WHAT YOU NEED TO DO: Starting at the line that contains "Text: Rivet 3.1.10, ≥" and stopping after the line that contains "Y-axis label: Ratio", reproduce only those lines of the data with "collisions" substituted for "events" and nothing else changed.

DATA SHOWN:
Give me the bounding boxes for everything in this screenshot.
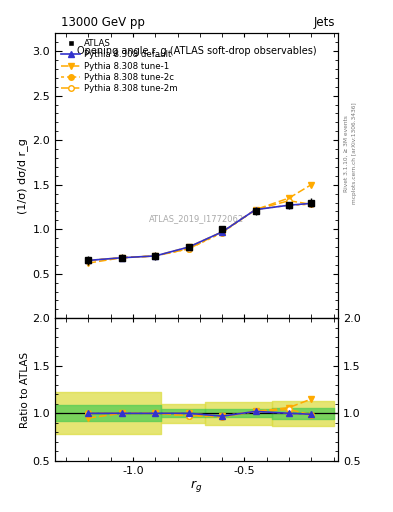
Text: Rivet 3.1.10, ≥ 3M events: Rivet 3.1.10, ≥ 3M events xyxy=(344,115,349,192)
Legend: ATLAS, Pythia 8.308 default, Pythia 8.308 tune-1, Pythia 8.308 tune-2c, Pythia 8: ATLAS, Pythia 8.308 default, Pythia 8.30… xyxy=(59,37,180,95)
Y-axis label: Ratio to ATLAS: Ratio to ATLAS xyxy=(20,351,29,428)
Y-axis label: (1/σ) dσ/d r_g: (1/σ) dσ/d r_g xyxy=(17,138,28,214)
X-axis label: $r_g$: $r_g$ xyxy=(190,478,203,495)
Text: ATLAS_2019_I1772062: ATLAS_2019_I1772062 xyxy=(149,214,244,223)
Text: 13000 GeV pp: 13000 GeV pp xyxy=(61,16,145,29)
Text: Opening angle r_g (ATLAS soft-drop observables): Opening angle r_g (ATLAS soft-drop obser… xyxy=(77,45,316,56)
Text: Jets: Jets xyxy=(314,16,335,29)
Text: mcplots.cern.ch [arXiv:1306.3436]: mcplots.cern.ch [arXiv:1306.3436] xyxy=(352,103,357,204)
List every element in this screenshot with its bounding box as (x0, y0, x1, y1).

...

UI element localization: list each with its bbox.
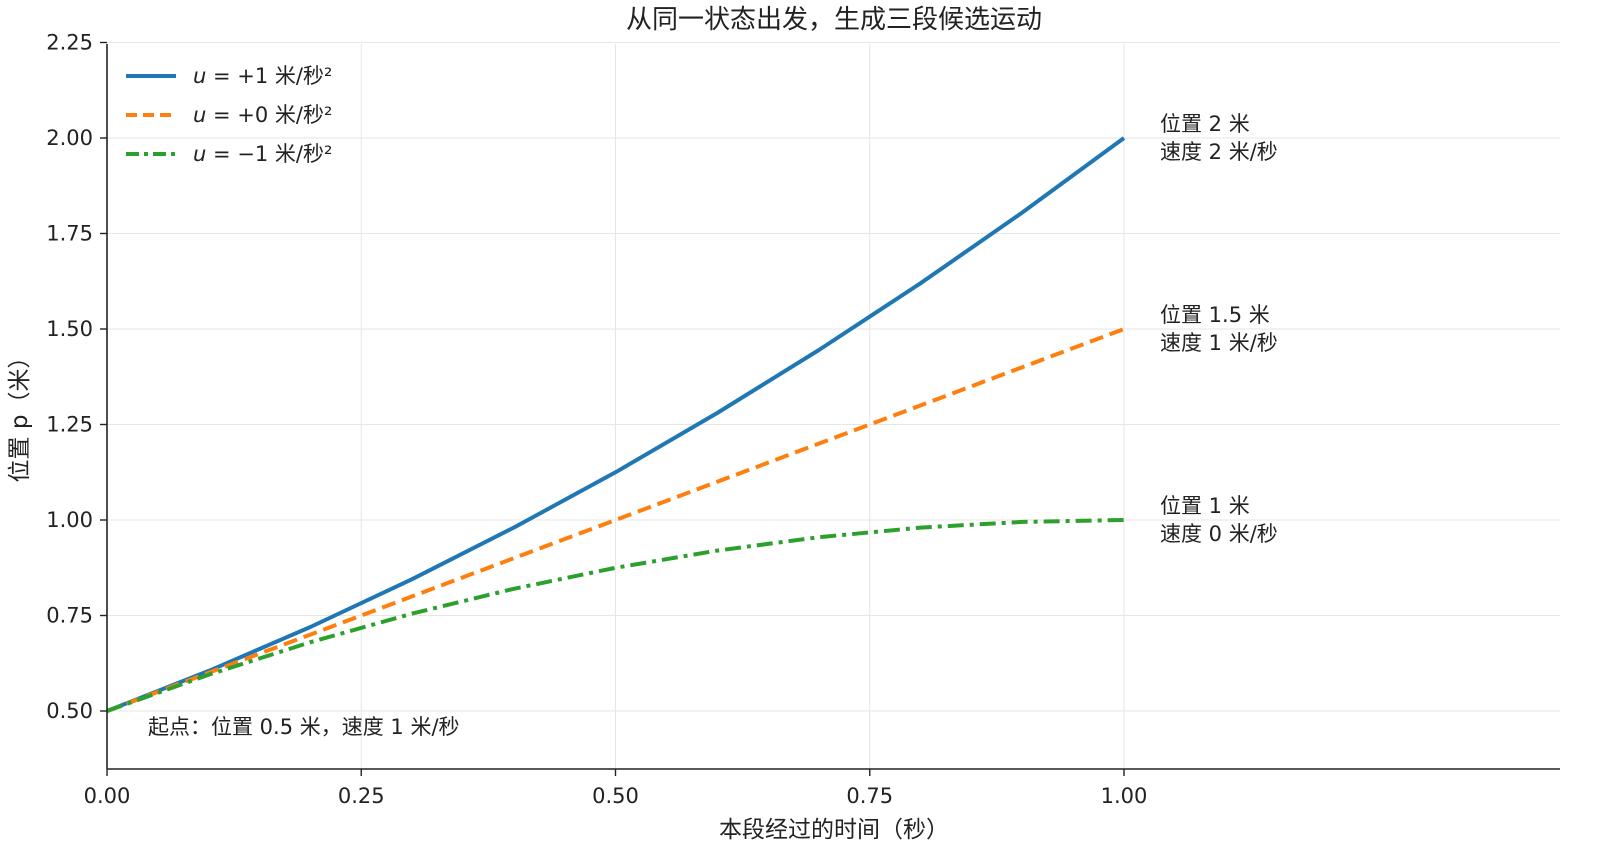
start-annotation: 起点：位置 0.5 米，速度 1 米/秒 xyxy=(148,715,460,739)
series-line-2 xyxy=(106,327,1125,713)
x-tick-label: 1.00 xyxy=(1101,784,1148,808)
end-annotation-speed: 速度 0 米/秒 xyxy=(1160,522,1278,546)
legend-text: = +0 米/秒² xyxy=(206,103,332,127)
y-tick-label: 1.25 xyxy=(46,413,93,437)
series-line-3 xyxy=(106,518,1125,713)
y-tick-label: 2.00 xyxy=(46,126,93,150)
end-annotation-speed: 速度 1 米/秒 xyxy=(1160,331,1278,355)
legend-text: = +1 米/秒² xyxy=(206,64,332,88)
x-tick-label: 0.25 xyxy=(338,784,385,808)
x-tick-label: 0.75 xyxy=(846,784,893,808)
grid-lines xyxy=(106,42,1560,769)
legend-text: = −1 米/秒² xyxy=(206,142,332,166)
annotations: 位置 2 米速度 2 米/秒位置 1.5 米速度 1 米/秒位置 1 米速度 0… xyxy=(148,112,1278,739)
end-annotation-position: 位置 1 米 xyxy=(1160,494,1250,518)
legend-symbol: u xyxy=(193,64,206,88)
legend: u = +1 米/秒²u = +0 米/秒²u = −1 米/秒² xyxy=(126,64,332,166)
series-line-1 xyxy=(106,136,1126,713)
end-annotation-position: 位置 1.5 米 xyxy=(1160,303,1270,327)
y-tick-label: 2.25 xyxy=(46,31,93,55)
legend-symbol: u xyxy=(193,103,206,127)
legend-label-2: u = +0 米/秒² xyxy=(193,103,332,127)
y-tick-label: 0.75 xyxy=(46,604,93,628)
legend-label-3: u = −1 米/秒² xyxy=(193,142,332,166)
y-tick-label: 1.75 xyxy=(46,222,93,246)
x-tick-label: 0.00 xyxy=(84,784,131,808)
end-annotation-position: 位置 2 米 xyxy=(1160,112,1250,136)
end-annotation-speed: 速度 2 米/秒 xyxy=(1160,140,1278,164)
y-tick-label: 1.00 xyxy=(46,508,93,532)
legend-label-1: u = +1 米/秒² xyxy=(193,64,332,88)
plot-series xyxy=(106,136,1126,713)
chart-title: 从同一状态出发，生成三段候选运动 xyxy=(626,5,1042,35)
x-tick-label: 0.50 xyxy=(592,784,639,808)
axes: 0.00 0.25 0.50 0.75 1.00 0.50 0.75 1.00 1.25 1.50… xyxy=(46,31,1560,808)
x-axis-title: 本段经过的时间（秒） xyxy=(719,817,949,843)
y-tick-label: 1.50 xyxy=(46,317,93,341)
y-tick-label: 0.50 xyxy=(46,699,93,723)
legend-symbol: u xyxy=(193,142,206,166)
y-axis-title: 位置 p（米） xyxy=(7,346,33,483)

TASK ANSWER:
Text: Rivet 3.1.10, ≥ 3M collisions: Rivet 3.1.10, ≥ 3M collisions xyxy=(344,115,349,192)
Legend: ATLAS, Pythia 8.308 default, Pythia 8.308 tune-1, Pythia 8.308 tune-2c, Pythia 8: ATLAS, Pythia 8.308 default, Pythia 8.30… xyxy=(59,37,180,95)
Y-axis label: Ratio to ATLAS: Ratio to ATLAS xyxy=(20,351,29,428)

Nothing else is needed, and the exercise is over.